▶ [Material shown]
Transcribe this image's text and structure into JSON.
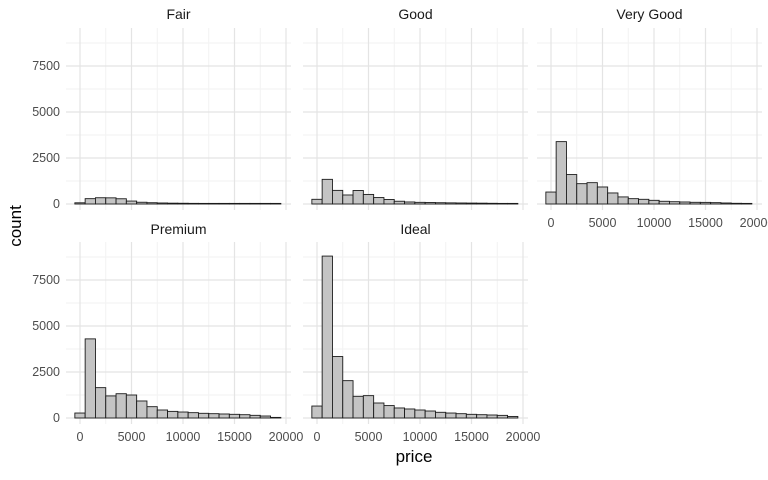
{
  "chart_data": {
    "type": "bar",
    "subtype": "faceted-histogram",
    "title": "",
    "xlabel": "price",
    "ylabel": "count",
    "bin_width": 1000,
    "bin_centers": [
      0,
      1000,
      2000,
      3000,
      4000,
      5000,
      6000,
      7000,
      8000,
      9000,
      10000,
      11000,
      12000,
      13000,
      14000,
      15000,
      16000,
      17000,
      18000,
      19000
    ],
    "x_ticks": [
      0,
      5000,
      10000,
      15000,
      20000
    ],
    "x_tick_labels": [
      "0",
      "5000",
      "10000",
      "15000",
      "20000"
    ],
    "y_ticks": [
      0,
      2500,
      5000,
      7500
    ],
    "y_tick_labels": [
      "0",
      "2500",
      "5000",
      "7500"
    ],
    "xlim": [
      -750,
      20250
    ],
    "ylim": [
      0,
      9600
    ],
    "grid": "major and minor gridlines, no axis lines, no panel border",
    "legend": "none",
    "facets": [
      {
        "label": "Fair",
        "counts": [
          65,
          290,
          340,
          335,
          285,
          160,
          95,
          70,
          55,
          45,
          40,
          35,
          30,
          25,
          22,
          20,
          18,
          15,
          10,
          4
        ]
      },
      {
        "label": "Good",
        "counts": [
          255,
          1340,
          740,
          490,
          735,
          520,
          350,
          245,
          150,
          110,
          90,
          80,
          70,
          62,
          55,
          50,
          45,
          38,
          28,
          8
        ]
      },
      {
        "label": "Very Good",
        "counts": [
          650,
          3390,
          1600,
          1105,
          1160,
          925,
          600,
          385,
          290,
          255,
          200,
          148,
          125,
          110,
          92,
          88,
          74,
          55,
          38,
          15
        ]
      },
      {
        "label": "Premium",
        "counts": [
          270,
          4300,
          1650,
          1200,
          1320,
          1250,
          925,
          615,
          435,
          360,
          325,
          290,
          255,
          235,
          218,
          200,
          180,
          145,
          108,
          30
        ]
      },
      {
        "label": "Ideal",
        "counts": [
          650,
          8800,
          3340,
          2030,
          1180,
          1215,
          815,
          675,
          545,
          490,
          435,
          380,
          310,
          270,
          235,
          200,
          180,
          163,
          143,
          85
        ]
      }
    ]
  },
  "axis": {
    "x_title": "price",
    "y_title": "count"
  },
  "style": {
    "background": "#ffffff",
    "bar_fill": "#c4c4c4",
    "bar_stroke": "#1b1b1b",
    "grid_major": "#e4e4e4",
    "grid_minor": "#f2f2f2",
    "tick_label_color": "#4d4d4d",
    "facet_title_color": "#1a1a1a",
    "axis_title_color": "#000000"
  }
}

▶ [Aim of the task]
Images should not appear in the copy; retype the listing above exactly.

▶ [Output below]
Transcribe this image's text and structure into JSON.
{
  "chart_data": {
    "type": "bar",
    "subtype": "faceted-histogram",
    "title": "",
    "xlabel": "price",
    "ylabel": "count",
    "bin_width": 1000,
    "bin_centers": [
      0,
      1000,
      2000,
      3000,
      4000,
      5000,
      6000,
      7000,
      8000,
      9000,
      10000,
      11000,
      12000,
      13000,
      14000,
      15000,
      16000,
      17000,
      18000,
      19000
    ],
    "x_ticks": [
      0,
      5000,
      10000,
      15000,
      20000
    ],
    "x_tick_labels": [
      "0",
      "5000",
      "10000",
      "15000",
      "20000"
    ],
    "y_ticks": [
      0,
      2500,
      5000,
      7500
    ],
    "y_tick_labels": [
      "0",
      "2500",
      "5000",
      "7500"
    ],
    "xlim": [
      -750,
      20250
    ],
    "ylim": [
      0,
      9600
    ],
    "grid": "major and minor gridlines, no axis lines, no panel border",
    "legend": "none",
    "facets": [
      {
        "label": "Fair",
        "counts": [
          65,
          290,
          340,
          335,
          285,
          160,
          95,
          70,
          55,
          45,
          40,
          35,
          30,
          25,
          22,
          20,
          18,
          15,
          10,
          4
        ]
      },
      {
        "label": "Good",
        "counts": [
          255,
          1340,
          740,
          490,
          735,
          520,
          350,
          245,
          150,
          110,
          90,
          80,
          70,
          62,
          55,
          50,
          45,
          38,
          28,
          8
        ]
      },
      {
        "label": "Very Good",
        "counts": [
          650,
          3390,
          1600,
          1105,
          1160,
          925,
          600,
          385,
          290,
          255,
          200,
          148,
          125,
          110,
          92,
          88,
          74,
          55,
          38,
          15
        ]
      },
      {
        "label": "Premium",
        "counts": [
          270,
          4300,
          1650,
          1200,
          1320,
          1250,
          925,
          615,
          435,
          360,
          325,
          290,
          255,
          235,
          218,
          200,
          180,
          145,
          108,
          30
        ]
      },
      {
        "label": "Ideal",
        "counts": [
          650,
          8800,
          3340,
          2030,
          1180,
          1215,
          815,
          675,
          545,
          490,
          435,
          380,
          310,
          270,
          235,
          200,
          180,
          163,
          143,
          85
        ]
      }
    ]
  },
  "axis": {
    "x_title": "price",
    "y_title": "count"
  },
  "style": {
    "background": "#ffffff",
    "bar_fill": "#c4c4c4",
    "bar_stroke": "#1b1b1b",
    "grid_major": "#e4e4e4",
    "grid_minor": "#f2f2f2",
    "tick_label_color": "#4d4d4d",
    "facet_title_color": "#1a1a1a",
    "axis_title_color": "#000000"
  }
}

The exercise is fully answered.